**Problem**
Filter this material down to the lines that hold "JSON", copying each one.

## begin Supplied entries

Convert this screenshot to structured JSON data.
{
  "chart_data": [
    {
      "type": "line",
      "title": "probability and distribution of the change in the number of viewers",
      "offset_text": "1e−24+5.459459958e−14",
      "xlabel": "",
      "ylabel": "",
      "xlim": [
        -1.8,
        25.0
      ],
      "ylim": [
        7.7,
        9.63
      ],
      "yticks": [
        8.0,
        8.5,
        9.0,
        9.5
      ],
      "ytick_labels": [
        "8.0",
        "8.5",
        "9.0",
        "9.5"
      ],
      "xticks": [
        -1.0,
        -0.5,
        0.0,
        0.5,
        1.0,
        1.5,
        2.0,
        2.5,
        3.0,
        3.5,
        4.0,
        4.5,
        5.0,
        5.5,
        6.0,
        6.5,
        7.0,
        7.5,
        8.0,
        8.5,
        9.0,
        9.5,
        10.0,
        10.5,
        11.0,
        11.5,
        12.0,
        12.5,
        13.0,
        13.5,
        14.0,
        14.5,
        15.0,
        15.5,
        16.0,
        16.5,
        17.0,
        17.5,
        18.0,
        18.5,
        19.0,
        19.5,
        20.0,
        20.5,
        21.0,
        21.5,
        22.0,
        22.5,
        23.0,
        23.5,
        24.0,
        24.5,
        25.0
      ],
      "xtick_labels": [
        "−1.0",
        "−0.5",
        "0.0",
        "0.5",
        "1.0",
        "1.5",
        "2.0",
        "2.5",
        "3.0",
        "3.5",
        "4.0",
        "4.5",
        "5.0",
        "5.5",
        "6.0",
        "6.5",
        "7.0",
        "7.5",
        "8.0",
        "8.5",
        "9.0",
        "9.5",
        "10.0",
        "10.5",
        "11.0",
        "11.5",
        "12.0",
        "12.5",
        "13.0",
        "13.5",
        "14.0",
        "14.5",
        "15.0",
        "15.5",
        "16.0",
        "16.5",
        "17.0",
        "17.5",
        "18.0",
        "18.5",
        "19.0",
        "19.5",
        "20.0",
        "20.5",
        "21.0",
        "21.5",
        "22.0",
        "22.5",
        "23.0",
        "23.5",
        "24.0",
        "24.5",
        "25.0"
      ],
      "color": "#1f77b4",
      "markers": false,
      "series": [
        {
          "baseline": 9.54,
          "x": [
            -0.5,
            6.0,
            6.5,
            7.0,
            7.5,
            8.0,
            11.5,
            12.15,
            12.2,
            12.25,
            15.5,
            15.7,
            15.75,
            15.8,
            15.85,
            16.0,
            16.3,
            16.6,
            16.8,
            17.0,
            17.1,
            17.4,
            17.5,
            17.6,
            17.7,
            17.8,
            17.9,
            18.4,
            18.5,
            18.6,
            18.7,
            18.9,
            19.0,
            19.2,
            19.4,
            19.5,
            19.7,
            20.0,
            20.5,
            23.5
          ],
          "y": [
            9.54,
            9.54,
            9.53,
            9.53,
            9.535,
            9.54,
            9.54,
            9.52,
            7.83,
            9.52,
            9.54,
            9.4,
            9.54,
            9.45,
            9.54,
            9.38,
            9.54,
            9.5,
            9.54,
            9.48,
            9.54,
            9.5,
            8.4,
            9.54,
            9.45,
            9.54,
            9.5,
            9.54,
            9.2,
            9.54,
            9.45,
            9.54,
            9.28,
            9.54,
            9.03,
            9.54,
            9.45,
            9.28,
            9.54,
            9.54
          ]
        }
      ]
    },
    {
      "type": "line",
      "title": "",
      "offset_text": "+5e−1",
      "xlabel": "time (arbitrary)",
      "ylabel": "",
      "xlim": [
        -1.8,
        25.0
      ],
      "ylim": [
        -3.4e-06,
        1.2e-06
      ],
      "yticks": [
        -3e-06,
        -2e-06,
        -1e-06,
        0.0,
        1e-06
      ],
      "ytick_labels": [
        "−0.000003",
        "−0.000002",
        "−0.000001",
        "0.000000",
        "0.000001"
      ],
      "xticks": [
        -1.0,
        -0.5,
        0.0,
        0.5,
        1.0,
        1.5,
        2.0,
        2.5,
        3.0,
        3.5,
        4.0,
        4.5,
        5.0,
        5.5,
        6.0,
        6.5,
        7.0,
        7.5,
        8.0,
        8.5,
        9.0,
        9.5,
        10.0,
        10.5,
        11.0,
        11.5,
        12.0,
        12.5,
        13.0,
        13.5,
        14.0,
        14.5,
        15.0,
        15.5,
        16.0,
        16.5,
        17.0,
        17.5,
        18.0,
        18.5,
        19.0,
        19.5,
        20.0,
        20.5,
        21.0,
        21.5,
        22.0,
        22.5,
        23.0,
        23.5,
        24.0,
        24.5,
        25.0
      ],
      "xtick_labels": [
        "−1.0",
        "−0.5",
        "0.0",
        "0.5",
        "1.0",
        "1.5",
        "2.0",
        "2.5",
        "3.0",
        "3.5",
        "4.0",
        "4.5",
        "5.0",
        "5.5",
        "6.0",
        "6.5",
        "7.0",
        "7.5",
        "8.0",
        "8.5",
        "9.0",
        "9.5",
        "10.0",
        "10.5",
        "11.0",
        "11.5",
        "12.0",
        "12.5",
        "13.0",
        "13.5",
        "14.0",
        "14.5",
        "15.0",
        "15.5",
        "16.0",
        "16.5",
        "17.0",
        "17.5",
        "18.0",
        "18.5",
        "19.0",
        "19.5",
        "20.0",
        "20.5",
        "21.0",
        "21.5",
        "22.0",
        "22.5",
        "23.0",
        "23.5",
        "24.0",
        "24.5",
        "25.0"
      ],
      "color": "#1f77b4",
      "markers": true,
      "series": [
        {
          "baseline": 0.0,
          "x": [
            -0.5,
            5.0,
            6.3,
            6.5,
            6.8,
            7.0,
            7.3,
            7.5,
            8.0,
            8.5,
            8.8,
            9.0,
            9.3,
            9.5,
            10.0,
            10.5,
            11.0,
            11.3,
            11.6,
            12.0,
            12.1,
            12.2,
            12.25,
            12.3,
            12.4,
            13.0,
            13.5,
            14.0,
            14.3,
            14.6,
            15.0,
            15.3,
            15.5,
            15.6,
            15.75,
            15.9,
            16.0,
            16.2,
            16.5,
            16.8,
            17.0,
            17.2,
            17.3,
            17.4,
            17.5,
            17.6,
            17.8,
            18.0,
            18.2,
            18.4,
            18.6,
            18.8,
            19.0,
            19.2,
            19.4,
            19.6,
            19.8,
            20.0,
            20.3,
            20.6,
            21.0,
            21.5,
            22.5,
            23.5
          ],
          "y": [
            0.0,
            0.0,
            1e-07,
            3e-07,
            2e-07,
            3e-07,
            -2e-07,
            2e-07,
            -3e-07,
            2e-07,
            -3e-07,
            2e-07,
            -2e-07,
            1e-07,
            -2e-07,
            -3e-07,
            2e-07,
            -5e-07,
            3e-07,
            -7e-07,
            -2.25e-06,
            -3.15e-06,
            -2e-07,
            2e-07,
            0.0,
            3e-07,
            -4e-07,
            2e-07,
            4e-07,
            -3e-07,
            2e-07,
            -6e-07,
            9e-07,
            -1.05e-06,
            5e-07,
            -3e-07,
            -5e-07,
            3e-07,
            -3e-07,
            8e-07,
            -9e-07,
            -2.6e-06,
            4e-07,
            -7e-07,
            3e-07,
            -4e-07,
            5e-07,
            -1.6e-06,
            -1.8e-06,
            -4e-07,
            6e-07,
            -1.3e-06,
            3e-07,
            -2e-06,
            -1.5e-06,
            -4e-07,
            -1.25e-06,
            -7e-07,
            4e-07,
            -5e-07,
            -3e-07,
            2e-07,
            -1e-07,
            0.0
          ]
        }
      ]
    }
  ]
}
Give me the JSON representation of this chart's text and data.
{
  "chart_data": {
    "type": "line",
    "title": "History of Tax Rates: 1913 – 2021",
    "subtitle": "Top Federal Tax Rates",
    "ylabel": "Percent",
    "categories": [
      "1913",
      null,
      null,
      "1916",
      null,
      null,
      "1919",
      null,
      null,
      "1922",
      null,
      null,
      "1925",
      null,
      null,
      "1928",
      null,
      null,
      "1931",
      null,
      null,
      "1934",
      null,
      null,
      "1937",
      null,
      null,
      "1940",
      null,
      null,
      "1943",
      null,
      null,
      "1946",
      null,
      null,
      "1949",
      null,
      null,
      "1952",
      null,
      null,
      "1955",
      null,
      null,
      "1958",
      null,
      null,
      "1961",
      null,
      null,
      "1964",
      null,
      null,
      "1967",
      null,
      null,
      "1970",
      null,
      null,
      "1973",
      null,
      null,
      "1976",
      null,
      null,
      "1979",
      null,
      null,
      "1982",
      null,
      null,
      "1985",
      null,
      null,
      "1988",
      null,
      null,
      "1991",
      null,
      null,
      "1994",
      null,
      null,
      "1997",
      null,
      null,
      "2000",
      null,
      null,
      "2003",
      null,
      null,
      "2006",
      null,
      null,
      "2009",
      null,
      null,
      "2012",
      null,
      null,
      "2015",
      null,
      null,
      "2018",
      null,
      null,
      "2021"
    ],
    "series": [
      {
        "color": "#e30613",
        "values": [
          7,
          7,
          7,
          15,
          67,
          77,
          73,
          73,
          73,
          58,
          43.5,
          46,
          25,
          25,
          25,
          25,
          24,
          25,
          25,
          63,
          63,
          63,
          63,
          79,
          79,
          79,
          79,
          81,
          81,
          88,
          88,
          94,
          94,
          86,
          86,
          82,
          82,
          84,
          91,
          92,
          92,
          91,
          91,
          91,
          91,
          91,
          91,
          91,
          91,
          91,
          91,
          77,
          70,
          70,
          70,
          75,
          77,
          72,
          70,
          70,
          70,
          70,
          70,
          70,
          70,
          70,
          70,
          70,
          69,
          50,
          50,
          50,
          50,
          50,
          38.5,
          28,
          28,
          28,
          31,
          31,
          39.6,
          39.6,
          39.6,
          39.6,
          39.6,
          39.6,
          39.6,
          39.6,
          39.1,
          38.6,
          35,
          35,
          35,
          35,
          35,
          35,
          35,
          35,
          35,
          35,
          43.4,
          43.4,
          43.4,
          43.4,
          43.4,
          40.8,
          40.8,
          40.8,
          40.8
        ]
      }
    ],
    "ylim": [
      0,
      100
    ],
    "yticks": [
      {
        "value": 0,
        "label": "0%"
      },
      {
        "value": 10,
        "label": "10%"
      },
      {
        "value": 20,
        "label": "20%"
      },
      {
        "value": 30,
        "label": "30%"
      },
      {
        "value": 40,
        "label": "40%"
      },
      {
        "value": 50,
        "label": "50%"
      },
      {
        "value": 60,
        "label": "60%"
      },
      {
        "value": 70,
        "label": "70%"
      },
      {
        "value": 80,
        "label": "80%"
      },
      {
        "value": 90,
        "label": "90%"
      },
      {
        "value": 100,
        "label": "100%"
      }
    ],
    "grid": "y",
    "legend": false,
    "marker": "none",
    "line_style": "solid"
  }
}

## end Supplied entries

**Exercise answer**
Convert this screenshot to structured JSON data.
Give me the JSON representation of this chart's text and data.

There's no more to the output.